§ **Information supplied**:
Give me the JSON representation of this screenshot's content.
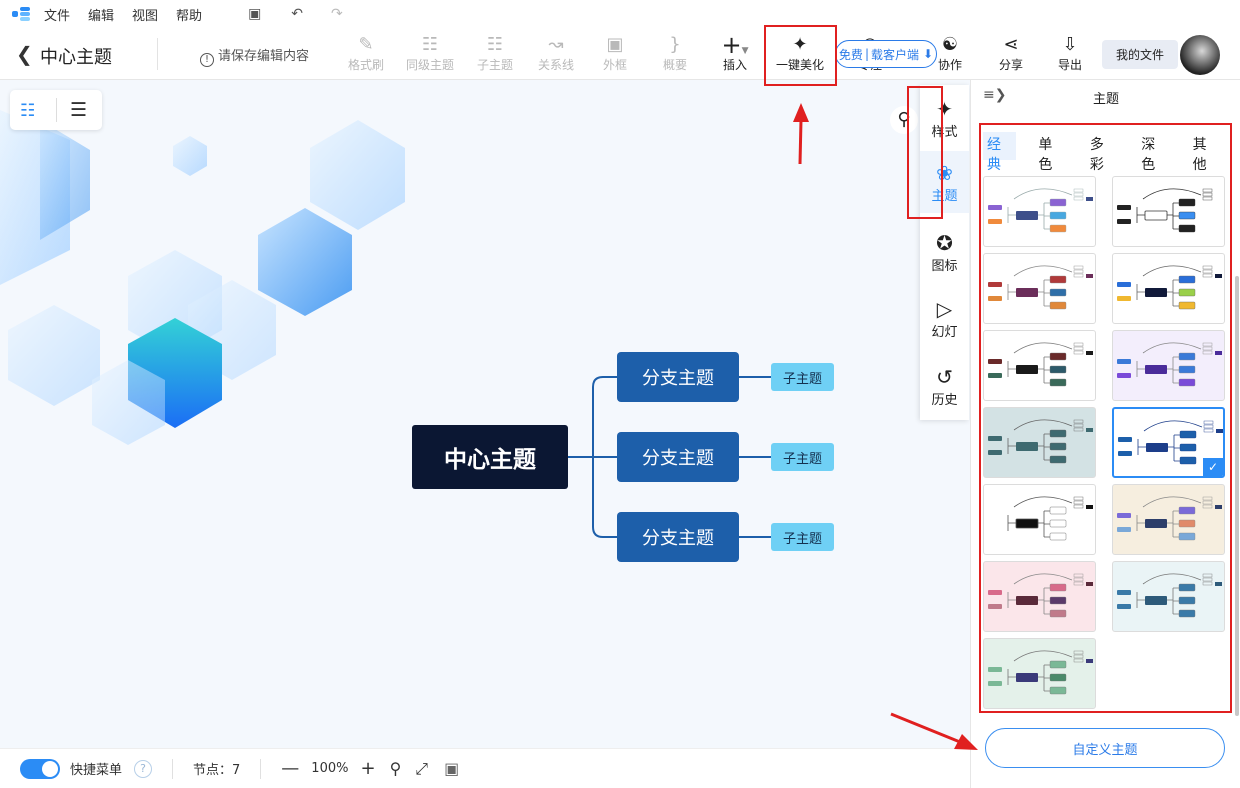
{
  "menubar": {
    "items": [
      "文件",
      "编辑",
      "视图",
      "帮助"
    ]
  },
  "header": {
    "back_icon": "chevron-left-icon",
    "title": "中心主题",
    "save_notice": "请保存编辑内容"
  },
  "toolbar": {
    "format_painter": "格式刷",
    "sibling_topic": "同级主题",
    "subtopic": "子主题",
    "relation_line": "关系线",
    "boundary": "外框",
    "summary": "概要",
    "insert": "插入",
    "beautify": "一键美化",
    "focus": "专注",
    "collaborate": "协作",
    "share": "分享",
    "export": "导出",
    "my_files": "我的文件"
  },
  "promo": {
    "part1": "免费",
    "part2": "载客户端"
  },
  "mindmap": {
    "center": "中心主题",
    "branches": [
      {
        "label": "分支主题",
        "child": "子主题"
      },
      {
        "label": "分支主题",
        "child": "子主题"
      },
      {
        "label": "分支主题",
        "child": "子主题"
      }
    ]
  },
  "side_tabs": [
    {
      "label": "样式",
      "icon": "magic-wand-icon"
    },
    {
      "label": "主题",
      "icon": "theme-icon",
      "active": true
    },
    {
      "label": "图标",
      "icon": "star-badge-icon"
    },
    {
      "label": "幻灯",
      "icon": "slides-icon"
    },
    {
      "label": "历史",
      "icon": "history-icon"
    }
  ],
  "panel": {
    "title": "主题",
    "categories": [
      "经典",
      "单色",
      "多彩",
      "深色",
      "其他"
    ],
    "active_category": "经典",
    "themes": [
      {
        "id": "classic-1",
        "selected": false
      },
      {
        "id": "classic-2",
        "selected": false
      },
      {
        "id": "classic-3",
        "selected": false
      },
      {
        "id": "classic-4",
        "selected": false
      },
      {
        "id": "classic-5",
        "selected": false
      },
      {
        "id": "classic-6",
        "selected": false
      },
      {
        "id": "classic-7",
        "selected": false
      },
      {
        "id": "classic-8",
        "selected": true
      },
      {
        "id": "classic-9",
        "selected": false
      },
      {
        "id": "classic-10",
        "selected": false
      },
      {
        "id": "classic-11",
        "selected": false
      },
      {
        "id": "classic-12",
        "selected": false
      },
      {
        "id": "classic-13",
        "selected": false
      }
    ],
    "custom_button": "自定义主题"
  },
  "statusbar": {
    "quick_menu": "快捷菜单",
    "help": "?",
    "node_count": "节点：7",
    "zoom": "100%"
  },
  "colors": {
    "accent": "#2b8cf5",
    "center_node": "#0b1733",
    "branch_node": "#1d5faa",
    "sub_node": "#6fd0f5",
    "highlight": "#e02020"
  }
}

§ **Task brief**: Repeat every record above exactly, but leave out any pictures.

§ **Reply**:
Give me the JSON representation of this screenshot's content.
{
  "menubar": {
    "items": [
      "文件",
      "编辑",
      "视图",
      "帮助"
    ]
  },
  "header": {
    "back_icon": "chevron-left-icon",
    "title": "中心主题",
    "save_notice": "请保存编辑内容"
  },
  "toolbar": {
    "format_painter": "格式刷",
    "sibling_topic": "同级主题",
    "subtopic": "子主题",
    "relation_line": "关系线",
    "boundary": "外框",
    "summary": "概要",
    "insert": "插入",
    "beautify": "一键美化",
    "focus": "专注",
    "collaborate": "协作",
    "share": "分享",
    "export": "导出",
    "my_files": "我的文件"
  },
  "promo": {
    "part1": "免费",
    "part2": "载客户端"
  },
  "mindmap": {
    "center": "中心主题",
    "branches": [
      {
        "label": "分支主题",
        "child": "子主题"
      },
      {
        "label": "分支主题",
        "child": "子主题"
      },
      {
        "label": "分支主题",
        "child": "子主题"
      }
    ]
  },
  "side_tabs": [
    {
      "label": "样式",
      "icon": "magic-wand-icon"
    },
    {
      "label": "主题",
      "icon": "theme-icon",
      "active": true
    },
    {
      "label": "图标",
      "icon": "star-badge-icon"
    },
    {
      "label": "幻灯",
      "icon": "slides-icon"
    },
    {
      "label": "历史",
      "icon": "history-icon"
    }
  ],
  "panel": {
    "title": "主题",
    "categories": [
      "经典",
      "单色",
      "多彩",
      "深色",
      "其他"
    ],
    "active_category": "经典",
    "themes": [
      {
        "id": "classic-1",
        "selected": false
      },
      {
        "id": "classic-2",
        "selected": false
      },
      {
        "id": "classic-3",
        "selected": false
      },
      {
        "id": "classic-4",
        "selected": false
      },
      {
        "id": "classic-5",
        "selected": false
      },
      {
        "id": "classic-6",
        "selected": false
      },
      {
        "id": "classic-7",
        "selected": false
      },
      {
        "id": "classic-8",
        "selected": true
      },
      {
        "id": "classic-9",
        "selected": false
      },
      {
        "id": "classic-10",
        "selected": false
      },
      {
        "id": "classic-11",
        "selected": false
      },
      {
        "id": "classic-12",
        "selected": false
      },
      {
        "id": "classic-13",
        "selected": false
      }
    ],
    "custom_button": "自定义主题"
  },
  "statusbar": {
    "quick_menu": "快捷菜单",
    "help": "?",
    "node_count": "节点：7",
    "zoom": "100%"
  },
  "colors": {
    "accent": "#2b8cf5",
    "center_node": "#0b1733",
    "branch_node": "#1d5faa",
    "sub_node": "#6fd0f5",
    "highlight": "#e02020"
  }
}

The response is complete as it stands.